Objective: Would it be possible to quote, exactly and in full, the lines from the one with "Type out the text in this image." through the end of the entries below?

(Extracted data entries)
╭──
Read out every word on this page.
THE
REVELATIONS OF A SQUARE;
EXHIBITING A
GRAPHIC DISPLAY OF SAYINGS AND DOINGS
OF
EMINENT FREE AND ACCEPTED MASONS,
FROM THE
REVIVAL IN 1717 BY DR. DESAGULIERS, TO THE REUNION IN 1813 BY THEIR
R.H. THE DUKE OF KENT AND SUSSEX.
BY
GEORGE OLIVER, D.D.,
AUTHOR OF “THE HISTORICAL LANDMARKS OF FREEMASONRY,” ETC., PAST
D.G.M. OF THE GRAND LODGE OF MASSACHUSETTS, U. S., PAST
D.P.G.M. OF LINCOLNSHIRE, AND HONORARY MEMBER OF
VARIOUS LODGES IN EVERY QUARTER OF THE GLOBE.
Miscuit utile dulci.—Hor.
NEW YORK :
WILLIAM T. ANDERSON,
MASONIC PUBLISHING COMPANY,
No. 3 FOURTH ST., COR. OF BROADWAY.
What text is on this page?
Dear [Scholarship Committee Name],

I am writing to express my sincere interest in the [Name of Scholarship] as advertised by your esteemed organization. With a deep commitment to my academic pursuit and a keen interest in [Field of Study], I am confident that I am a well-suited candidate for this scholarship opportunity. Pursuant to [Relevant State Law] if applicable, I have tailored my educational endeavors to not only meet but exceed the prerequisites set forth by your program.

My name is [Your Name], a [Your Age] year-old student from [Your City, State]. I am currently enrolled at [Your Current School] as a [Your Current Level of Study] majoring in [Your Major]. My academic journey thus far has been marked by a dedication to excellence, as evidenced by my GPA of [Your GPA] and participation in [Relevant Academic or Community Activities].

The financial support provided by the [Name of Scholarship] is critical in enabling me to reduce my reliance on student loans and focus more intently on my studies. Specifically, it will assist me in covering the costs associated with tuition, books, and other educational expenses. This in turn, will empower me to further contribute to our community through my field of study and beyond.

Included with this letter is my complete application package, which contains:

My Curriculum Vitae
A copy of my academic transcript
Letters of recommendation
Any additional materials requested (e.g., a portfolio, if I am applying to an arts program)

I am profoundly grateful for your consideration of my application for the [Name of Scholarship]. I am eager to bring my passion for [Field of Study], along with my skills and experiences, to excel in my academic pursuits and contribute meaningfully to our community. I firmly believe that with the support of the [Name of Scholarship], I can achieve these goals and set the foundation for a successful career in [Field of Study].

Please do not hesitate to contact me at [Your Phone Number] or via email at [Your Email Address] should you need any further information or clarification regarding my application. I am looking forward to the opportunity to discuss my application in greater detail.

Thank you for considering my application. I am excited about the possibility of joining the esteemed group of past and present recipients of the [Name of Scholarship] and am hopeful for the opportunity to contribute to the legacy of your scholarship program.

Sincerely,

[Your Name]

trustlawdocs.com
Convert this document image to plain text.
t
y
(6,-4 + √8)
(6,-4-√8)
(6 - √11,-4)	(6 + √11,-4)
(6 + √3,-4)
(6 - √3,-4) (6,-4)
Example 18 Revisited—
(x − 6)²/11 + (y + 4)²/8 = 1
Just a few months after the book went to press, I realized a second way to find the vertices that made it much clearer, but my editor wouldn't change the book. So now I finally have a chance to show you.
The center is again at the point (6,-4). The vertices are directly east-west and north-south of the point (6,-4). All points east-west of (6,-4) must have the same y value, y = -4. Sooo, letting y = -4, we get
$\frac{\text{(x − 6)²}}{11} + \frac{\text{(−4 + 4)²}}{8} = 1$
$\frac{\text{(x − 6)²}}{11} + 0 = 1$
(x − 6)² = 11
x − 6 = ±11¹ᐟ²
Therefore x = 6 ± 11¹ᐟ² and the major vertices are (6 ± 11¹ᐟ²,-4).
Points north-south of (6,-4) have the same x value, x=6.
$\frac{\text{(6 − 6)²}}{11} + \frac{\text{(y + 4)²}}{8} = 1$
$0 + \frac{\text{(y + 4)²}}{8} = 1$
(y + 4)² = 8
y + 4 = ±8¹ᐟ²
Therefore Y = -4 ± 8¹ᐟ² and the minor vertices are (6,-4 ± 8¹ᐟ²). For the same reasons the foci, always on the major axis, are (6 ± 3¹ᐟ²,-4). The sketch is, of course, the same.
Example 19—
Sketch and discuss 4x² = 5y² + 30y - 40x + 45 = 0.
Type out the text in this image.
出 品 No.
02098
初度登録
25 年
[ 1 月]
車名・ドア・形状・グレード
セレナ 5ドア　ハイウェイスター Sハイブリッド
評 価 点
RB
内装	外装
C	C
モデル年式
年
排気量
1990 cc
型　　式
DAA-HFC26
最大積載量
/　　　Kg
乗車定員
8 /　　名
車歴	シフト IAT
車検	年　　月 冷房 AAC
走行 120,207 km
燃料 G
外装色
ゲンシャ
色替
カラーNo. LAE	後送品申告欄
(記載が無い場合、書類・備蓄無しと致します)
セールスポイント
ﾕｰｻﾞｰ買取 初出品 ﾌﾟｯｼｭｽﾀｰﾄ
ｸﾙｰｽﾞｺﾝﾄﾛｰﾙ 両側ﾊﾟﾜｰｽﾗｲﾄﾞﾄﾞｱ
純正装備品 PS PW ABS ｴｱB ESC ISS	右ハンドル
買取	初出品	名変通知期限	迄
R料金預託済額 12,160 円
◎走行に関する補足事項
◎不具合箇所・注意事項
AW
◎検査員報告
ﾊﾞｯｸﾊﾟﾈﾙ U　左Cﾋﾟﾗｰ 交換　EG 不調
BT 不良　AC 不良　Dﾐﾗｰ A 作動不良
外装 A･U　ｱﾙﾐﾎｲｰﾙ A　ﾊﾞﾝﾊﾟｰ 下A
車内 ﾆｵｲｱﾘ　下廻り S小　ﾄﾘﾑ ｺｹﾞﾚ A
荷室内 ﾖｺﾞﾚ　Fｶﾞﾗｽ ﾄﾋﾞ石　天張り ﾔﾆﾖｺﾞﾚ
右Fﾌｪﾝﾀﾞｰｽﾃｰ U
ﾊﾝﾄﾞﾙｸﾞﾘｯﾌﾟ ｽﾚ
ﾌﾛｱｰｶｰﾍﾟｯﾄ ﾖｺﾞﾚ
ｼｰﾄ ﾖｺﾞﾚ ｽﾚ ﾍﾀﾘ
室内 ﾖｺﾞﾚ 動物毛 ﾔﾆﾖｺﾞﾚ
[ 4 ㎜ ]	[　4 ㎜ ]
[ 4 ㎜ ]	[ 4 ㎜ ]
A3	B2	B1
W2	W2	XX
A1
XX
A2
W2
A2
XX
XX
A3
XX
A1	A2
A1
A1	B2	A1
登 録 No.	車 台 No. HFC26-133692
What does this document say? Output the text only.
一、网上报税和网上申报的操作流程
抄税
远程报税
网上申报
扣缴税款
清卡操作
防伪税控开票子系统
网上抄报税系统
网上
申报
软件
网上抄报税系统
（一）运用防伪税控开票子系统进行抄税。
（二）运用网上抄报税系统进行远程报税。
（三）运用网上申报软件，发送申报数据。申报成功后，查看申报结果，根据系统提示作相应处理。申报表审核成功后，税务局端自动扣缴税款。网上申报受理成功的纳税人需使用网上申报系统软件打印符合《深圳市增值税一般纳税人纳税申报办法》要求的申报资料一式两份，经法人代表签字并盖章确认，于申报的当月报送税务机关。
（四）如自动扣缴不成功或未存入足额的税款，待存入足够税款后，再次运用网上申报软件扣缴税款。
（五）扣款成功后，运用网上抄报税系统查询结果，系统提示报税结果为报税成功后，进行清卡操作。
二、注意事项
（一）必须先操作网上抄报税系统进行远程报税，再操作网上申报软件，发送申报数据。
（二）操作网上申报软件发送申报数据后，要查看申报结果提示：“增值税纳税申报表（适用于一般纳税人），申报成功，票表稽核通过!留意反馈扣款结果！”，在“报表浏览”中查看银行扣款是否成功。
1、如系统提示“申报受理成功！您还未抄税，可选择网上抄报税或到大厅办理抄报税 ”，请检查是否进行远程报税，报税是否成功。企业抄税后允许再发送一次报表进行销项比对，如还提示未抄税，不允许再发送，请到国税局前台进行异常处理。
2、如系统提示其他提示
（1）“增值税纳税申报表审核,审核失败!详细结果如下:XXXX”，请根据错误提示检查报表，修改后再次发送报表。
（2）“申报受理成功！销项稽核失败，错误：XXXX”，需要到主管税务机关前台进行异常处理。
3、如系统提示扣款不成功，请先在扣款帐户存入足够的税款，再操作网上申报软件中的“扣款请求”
╰──
Task solution:
Type out the text in this image.
出 品 No.
02098
初度登録
25 年
[ 1 月]
車名・ドア・形状・グレード
セレナ 5ドア　ハイウェイスター Sハイブリッド
評 価 点
RB
内装	外装
C	C
モデル年式
年
排気量
1990 cc
型　　式
DAA-HFC26
最大積載量
/　　　Kg
乗車定員
8 /　　名
車歴	シフト IAT
車検	年　　月 冷房 AAC
走行 120,207 km
燃料 G
外装色
ゲンシャ
色替
カラーNo. LAE	後送品申告欄
(記載が無い場合、書類・備蓄無しと致します)
セールスポイント
ﾕｰｻﾞｰ買取 初出品 ﾌﾟｯｼｭｽﾀｰﾄ
ｸﾙｰｽﾞｺﾝﾄﾛｰﾙ 両側ﾊﾟﾜｰｽﾗｲﾄﾞﾄﾞｱ
純正装備品 PS PW ABS ｴｱB ESC ISS	右ハンドル
買取	初出品	名変通知期限	迄
R料金預託済額 12,160 円
◎走行に関する補足事項
◎不具合箇所・注意事項
AW
◎検査員報告
ﾊﾞｯｸﾊﾟﾈﾙ U　左Cﾋﾟﾗｰ 交換　EG 不調
BT 不良　AC 不良　Dﾐﾗｰ A 作動不良
外装 A･U　ｱﾙﾐﾎｲｰﾙ A　ﾊﾞﾝﾊﾟｰ 下A
車内 ﾆｵｲｱﾘ　下廻り S小　ﾄﾘﾑ ｺｹﾞﾚ A
荷室内 ﾖｺﾞﾚ　Fｶﾞﾗｽ ﾄﾋﾞ石　天張り ﾔﾆﾖｺﾞﾚ
右Fﾌｪﾝﾀﾞｰｽﾃｰ U
ﾊﾝﾄﾞﾙｸﾞﾘｯﾌﾟ ｽﾚ
ﾌﾛｱｰｶｰﾍﾟｯﾄ ﾖｺﾞﾚ
ｼｰﾄ ﾖｺﾞﾚ ｽﾚ ﾍﾀﾘ
室内 ﾖｺﾞﾚ 動物毛 ﾔﾆﾖｺﾞﾚ
[ 4 ㎜ ]	[　4 ㎜ ]
[ 4 ㎜ ]	[ 4 ㎜ ]
A3	B2	B1
W2	W2	XX
A1
XX
A2
W2
A2
XX
XX
A3
XX
A1	A2
A1
A1	B2	A1
登 録 No.	車 台 No. HFC26-133692
What does this document say? Output the text only.
一、网上报税和网上申报的操作流程
抄税
远程报税
网上申报
扣缴税款
清卡操作
防伪税控开票子系统
网上抄报税系统
网上
申报
软件
网上抄报税系统
（一）运用防伪税控开票子系统进行抄税。
（二）运用网上抄报税系统进行远程报税。
（三）运用网上申报软件，发送申报数据。申报成功后，查看申报结果，根据系统提示作相应处理。申报表审核成功后，税务局端自动扣缴税款。网上申报受理成功的纳税人需使用网上申报系统软件打印符合《深圳市增值税一般纳税人纳税申报办法》要求的申报资料一式两份，经法人代表签字并盖章确认，于申报的当月报送税务机关。
（四）如自动扣缴不成功或未存入足额的税款，待存入足够税款后，再次运用网上申报软件扣缴税款。
（五）扣款成功后，运用网上抄报税系统查询结果，系统提示报税结果为报税成功后，进行清卡操作。
二、注意事项
（一）必须先操作网上抄报税系统进行远程报税，再操作网上申报软件，发送申报数据。
（二）操作网上申报软件发送申报数据后，要查看申报结果提示：“增值税纳税申报表（适用于一般纳税人），申报成功，票表稽核通过!留意反馈扣款结果！”，在“报表浏览”中查看银行扣款是否成功。
1、如系统提示“申报受理成功！您还未抄税，可选择网上抄报税或到大厅办理抄报税 ”，请检查是否进行远程报税，报税是否成功。企业抄税后允许再发送一次报表进行销项比对，如还提示未抄税，不允许再发送，请到国税局前台进行异常处理。
2、如系统提示其他提示
（1）“增值税纳税申报表审核,审核失败!详细结果如下:XXXX”，请根据错误提示检查报表，修改后再次发送报表。
（2）“申报受理成功！销项稽核失败，错误：XXXX”，需要到主管税务机关前台进行异常处理。
3、如系统提示扣款不成功，请先在扣款帐户存入足够的税款，再操作网上申报软件中的“扣款请求”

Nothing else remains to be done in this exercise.